■ EXERCISE REQUIREMENTS ■
Restate the whole listing word for word. Pictures are left out.
⟨
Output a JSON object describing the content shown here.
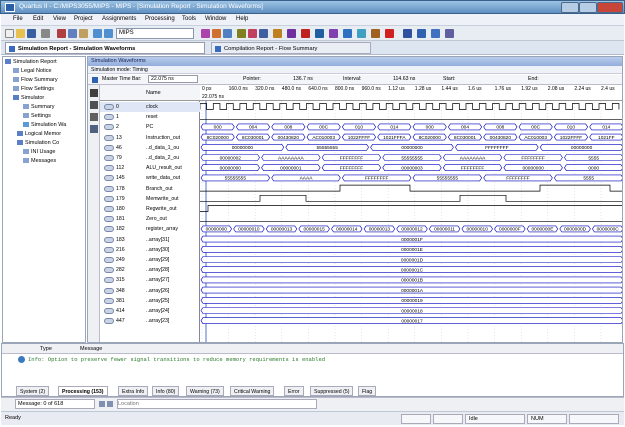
{
  "window": {
    "title": "Quartus II - C:/MIPS3055/MIPS - MIPS - [Simulation Report - Simulation Waveforms]"
  },
  "menu": [
    "File",
    "Edit",
    "View",
    "Project",
    "Assignments",
    "Processing",
    "Tools",
    "Window",
    "Help"
  ],
  "toolbar": {
    "project_combo": "MIPS"
  },
  "doc_tabs": {
    "active": "Simulation Report - Simulation Waveforms",
    "other": "Compilation Report - Flow Summary"
  },
  "tree": {
    "root": "Simulation Report",
    "items": [
      "Legal Notice",
      "Flow Summary",
      "Flow Settings"
    ],
    "group": "Simulator",
    "sub": [
      "Summary",
      "Settings",
      "Simulation Wa",
      "Logical Memor",
      "Simulation Co",
      "INI Usage",
      "Messages"
    ]
  },
  "sim": {
    "header": "Simulation Waveforms",
    "mode": "Simulation mode: Timing",
    "master_label": "Master Time Bar:",
    "master_value": "22.075 ns",
    "pointer_label": "Pointer:",
    "pointer_value": "136.7 ns",
    "interval_label": "Interval:",
    "interval_value": "114.63 ns",
    "start_label": "Start:",
    "end_label": "End:",
    "value_col": "Name",
    "cursor_label": "22.075 ns"
  },
  "ruler_ticks": [
    "0 ps",
    "160.0 ns",
    "320.0 ns",
    "480.0 ns",
    "640.0 ns",
    "800.0 ns",
    "960.0 ns",
    "1.12 us",
    "1.28 us",
    "1.44 us",
    "1.6 us",
    "1.76 us",
    "1.92 us",
    "2.08 us",
    "2.24 us",
    "2.4 us"
  ],
  "signals": [
    {
      "id": "0",
      "name": "clock",
      "kind": "clk"
    },
    {
      "id": "1",
      "name": "reset",
      "kind": "low"
    },
    {
      "id": "2",
      "name": "PC",
      "kind": "bus",
      "vals": [
        "000",
        "004",
        "008",
        "00C",
        "010",
        "014",
        "000",
        "004",
        "008",
        "00C",
        "010",
        "014"
      ]
    },
    {
      "id": "13",
      "name": "Instruction_out",
      "kind": "bus",
      "vals": [
        "8C020000",
        "8C030001",
        "00430820",
        "AC010003",
        "1022FFFF",
        "1021FFFA",
        "8C020000",
        "8C030001",
        "00430820",
        "AC010003",
        "1022FFFF",
        "1021FF"
      ]
    },
    {
      "id": "46",
      "name": "..d_data_1_ou",
      "kind": "bus",
      "vals": [
        "00000000",
        "55555555",
        "00000000",
        "FFFFFFFF",
        "00000000"
      ]
    },
    {
      "id": "79",
      "name": "..d_data_2_ou",
      "kind": "bus",
      "vals": [
        "00000002",
        "AAAAAAAA",
        "FFFFFFFF",
        "55555555",
        "AAAAAAAA",
        "FFFFFFFF",
        "5555"
      ]
    },
    {
      "id": "112",
      "name": "ALU_result_out",
      "kind": "bus",
      "vals": [
        "00000000",
        "00000001",
        "FFFFFFFF",
        "00000003",
        "FFFFFFFF",
        "00000000",
        "0000"
      ]
    },
    {
      "id": "145",
      "name": "write_data_out",
      "kind": "bus",
      "vals": [
        "55555555",
        "AAAA",
        "FFFFFFFF",
        "55555555",
        "FFFFFFFF",
        "5555"
      ]
    },
    {
      "id": "178",
      "name": "Branch_out",
      "kind": "pulse"
    },
    {
      "id": "179",
      "name": "Memwrite_out",
      "kind": "pulse2"
    },
    {
      "id": "180",
      "name": "Regwrite_out",
      "kind": "high"
    },
    {
      "id": "181",
      "name": "Zero_out",
      "kind": "low"
    },
    {
      "id": "182",
      "name": "register_array",
      "kind": "bus",
      "vals": [
        "00000000",
        "00000010",
        "00000013",
        "00000015",
        "00000014",
        "00000013",
        "00000012",
        "00000011",
        "00000010",
        "0000000F",
        "0000000E",
        "0000000D",
        "0000000C"
      ]
    },
    {
      "id": "183",
      "name": "..array[31]",
      "kind": "const",
      "val": "0000001F"
    },
    {
      "id": "216",
      "name": "..array[30]",
      "kind": "const",
      "val": "0000001E"
    },
    {
      "id": "249",
      "name": "..array[29]",
      "kind": "const",
      "val": "0000001D"
    },
    {
      "id": "282",
      "name": "..array[28]",
      "kind": "const",
      "val": "0000001C"
    },
    {
      "id": "315",
      "name": "..array[27]",
      "kind": "const",
      "val": "0000001B"
    },
    {
      "id": "348",
      "name": "..array[26]",
      "kind": "const",
      "val": "0000001A"
    },
    {
      "id": "381",
      "name": "..array[25]",
      "kind": "const",
      "val": "00000019"
    },
    {
      "id": "414",
      "name": "..array[24]",
      "kind": "const",
      "val": "00000018"
    },
    {
      "id": "447",
      "name": "..array[23]",
      "kind": "const",
      "val": "00000017"
    }
  ],
  "messages": {
    "col_type": "Type",
    "col_message": "Message",
    "line": "Info: Option to preserve fewer signal transitions to reduce memory requirements is enabled",
    "tabs": [
      "System (2)",
      "Processing (153)",
      "Extra Info",
      "Info (80)",
      "Warning (73)",
      "Critical Warning",
      "Error",
      "Suppressed (5)",
      "Flag"
    ],
    "count": "Message: 0 of 618",
    "location_placeholder": "Location"
  },
  "status": {
    "left": "Ready",
    "idle": "Idle",
    "num": "NUM"
  }
}
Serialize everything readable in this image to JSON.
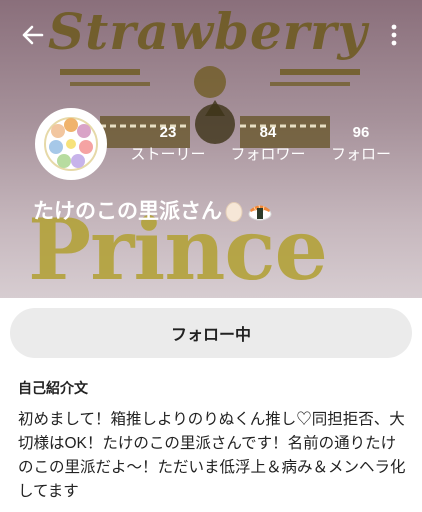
⟩
■ EXERCISE RESPONSE ■
Output a JSON object describing the content shown here.
{
  "window": {
    "title": "Quartus II - C:/MIPS3055/MIPS - MIPS - [Simulation Report - Simulation Waveforms]"
  },
  "menu": [
    "File",
    "Edit",
    "View",
    "Project",
    "Assignments",
    "Processing",
    "Tools",
    "Window",
    "Help"
  ],
  "toolbar": {
    "project_combo": "MIPS"
  },
  "doc_tabs": {
    "active": "Simulation Report - Simulation Waveforms",
    "other": "Compilation Report - Flow Summary"
  },
  "tree": {
    "root": "Simulation Report",
    "items": [
      "Legal Notice",
      "Flow Summary",
      "Flow Settings"
    ],
    "group": "Simulator",
    "sub": [
      "Summary",
      "Settings",
      "Simulation Wa",
      "Logical Memor",
      "Simulation Co",
      "INI Usage",
      "Messages"
    ]
  },
  "sim": {
    "header": "Simulation Waveforms",
    "mode": "Simulation mode: Timing",
    "master_label": "Master Time Bar:",
    "master_value": "22.075 ns",
    "pointer_label": "Pointer:",
    "pointer_value": "136.7 ns",
    "interval_label": "Interval:",
    "interval_value": "114.63 ns",
    "start_label": "Start:",
    "end_label": "End:",
    "value_col": "Name",
    "cursor_label": "22.075 ns"
  },
  "ruler_ticks": [
    "0 ps",
    "160.0 ns",
    "320.0 ns",
    "480.0 ns",
    "640.0 ns",
    "800.0 ns",
    "960.0 ns",
    "1.12 us",
    "1.28 us",
    "1.44 us",
    "1.6 us",
    "1.76 us",
    "1.92 us",
    "2.08 us",
    "2.24 us",
    "2.4 us"
  ],
  "signals": [
    {
      "id": "0",
      "name": "clock",
      "kind": "clk"
    },
    {
      "id": "1",
      "name": "reset",
      "kind": "low"
    },
    {
      "id": "2",
      "name": "PC",
      "kind": "bus",
      "vals": [
        "000",
        "004",
        "008",
        "00C",
        "010",
        "014",
        "000",
        "004",
        "008",
        "00C",
        "010",
        "014"
      ]
    },
    {
      "id": "13",
      "name": "Instruction_out",
      "kind": "bus",
      "vals": [
        "8C020000",
        "8C030001",
        "00430820",
        "AC010003",
        "1022FFFF",
        "1021FFFA",
        "8C020000",
        "8C030001",
        "00430820",
        "AC010003",
        "1022FFFF",
        "1021FF"
      ]
    },
    {
      "id": "46",
      "name": "..d_data_1_ou",
      "kind": "bus",
      "vals": [
        "00000000",
        "55555555",
        "00000000",
        "FFFFFFFF",
        "00000000"
      ]
    },
    {
      "id": "79",
      "name": "..d_data_2_ou",
      "kind": "bus",
      "vals": [
        "00000002",
        "AAAAAAAA",
        "FFFFFFFF",
        "55555555",
        "AAAAAAAA",
        "FFFFFFFF",
        "5555"
      ]
    },
    {
      "id": "112",
      "name": "ALU_result_out",
      "kind": "bus",
      "vals": [
        "00000000",
        "00000001",
        "FFFFFFFF",
        "00000003",
        "FFFFFFFF",
        "00000000",
        "0000"
      ]
    },
    {
      "id": "145",
      "name": "write_data_out",
      "kind": "bus",
      "vals": [
        "55555555",
        "AAAA",
        "FFFFFFFF",
        "55555555",
        "FFFFFFFF",
        "5555"
      ]
    },
    {
      "id": "178",
      "name": "Branch_out",
      "kind": "pulse"
    },
    {
      "id": "179",
      "name": "Memwrite_out",
      "kind": "pulse2"
    },
    {
      "id": "180",
      "name": "Regwrite_out",
      "kind": "high"
    },
    {
      "id": "181",
      "name": "Zero_out",
      "kind": "low"
    },
    {
      "id": "182",
      "name": "register_array",
      "kind": "bus",
      "vals": [
        "00000000",
        "00000010",
        "00000013",
        "00000015",
        "00000014",
        "00000013",
        "00000012",
        "00000011",
        "00000010",
        "0000000F",
        "0000000E",
        "0000000D",
        "0000000C"
      ]
    },
    {
      "id": "183",
      "name": "..array[31]",
      "kind": "const",
      "val": "0000001F"
    },
    {
      "id": "216",
      "name": "..array[30]",
      "kind": "const",
      "val": "0000001E"
    },
    {
      "id": "249",
      "name": "..array[29]",
      "kind": "const",
      "val": "0000001D"
    },
    {
      "id": "282",
      "name": "..array[28]",
      "kind": "const",
      "val": "0000001C"
    },
    {
      "id": "315",
      "name": "..array[27]",
      "kind": "const",
      "val": "0000001B"
    },
    {
      "id": "348",
      "name": "..array[26]",
      "kind": "const",
      "val": "0000001A"
    },
    {
      "id": "381",
      "name": "..array[25]",
      "kind": "const",
      "val": "00000019"
    },
    {
      "id": "414",
      "name": "..array[24]",
      "kind": "const",
      "val": "00000018"
    },
    {
      "id": "447",
      "name": "..array[23]",
      "kind": "const",
      "val": "00000017"
    }
  ],
  "messages": {
    "col_type": "Type",
    "col_message": "Message",
    "line": "Info: Option to preserve fewer signal transitions to reduce memory requirements is enabled",
    "tabs": [
      "System (2)",
      "Processing (153)",
      "Extra Info",
      "Info (80)",
      "Warning (73)",
      "Critical Warning",
      "Error",
      "Suppressed (5)",
      "Flag"
    ],
    "count": "Message: 0 of 618",
    "location_placeholder": "Location"
  },
  "status": {
    "left": "Ready",
    "idle": "Idle",
    "num": "NUM"
  }
}
Serialize everything readable in this image to JSON.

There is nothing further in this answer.